• WHAT IS NEEDED: Lift out all lines below that contain "Cardinals".
/---
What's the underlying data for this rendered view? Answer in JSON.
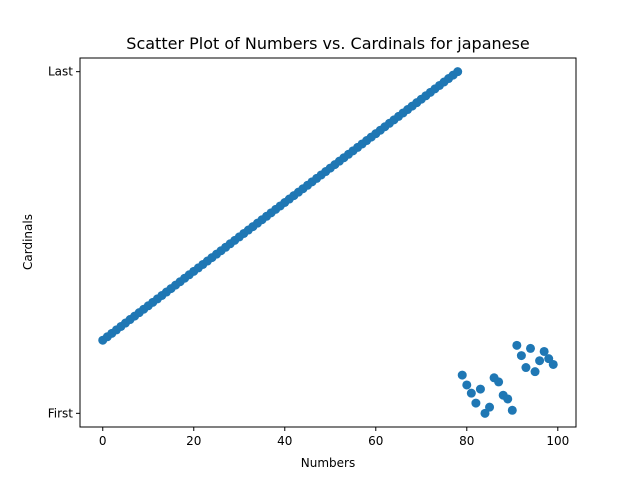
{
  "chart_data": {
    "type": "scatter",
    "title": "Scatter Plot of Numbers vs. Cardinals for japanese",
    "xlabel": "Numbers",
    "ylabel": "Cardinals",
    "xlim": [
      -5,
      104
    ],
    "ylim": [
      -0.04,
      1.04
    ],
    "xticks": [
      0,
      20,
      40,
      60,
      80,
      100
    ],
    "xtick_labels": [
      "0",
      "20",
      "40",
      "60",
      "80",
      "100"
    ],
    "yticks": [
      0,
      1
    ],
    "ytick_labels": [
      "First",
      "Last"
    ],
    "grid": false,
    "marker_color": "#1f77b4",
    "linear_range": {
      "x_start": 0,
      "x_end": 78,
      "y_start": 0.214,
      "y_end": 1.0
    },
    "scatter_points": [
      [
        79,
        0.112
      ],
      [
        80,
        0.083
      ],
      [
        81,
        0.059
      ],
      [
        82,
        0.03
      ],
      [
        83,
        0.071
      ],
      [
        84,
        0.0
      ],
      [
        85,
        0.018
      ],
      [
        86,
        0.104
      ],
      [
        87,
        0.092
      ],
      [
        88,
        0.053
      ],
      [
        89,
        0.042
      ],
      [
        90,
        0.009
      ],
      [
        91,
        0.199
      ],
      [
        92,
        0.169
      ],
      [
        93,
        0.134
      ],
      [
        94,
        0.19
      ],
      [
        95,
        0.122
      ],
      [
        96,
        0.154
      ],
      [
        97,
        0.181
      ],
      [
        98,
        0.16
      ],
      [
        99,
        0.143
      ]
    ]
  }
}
\---
• TASK OUTPUT:
    "title": "Scatter Plot of Numbers vs. Cardinals for japanese",
    "ylabel": "Cardinals",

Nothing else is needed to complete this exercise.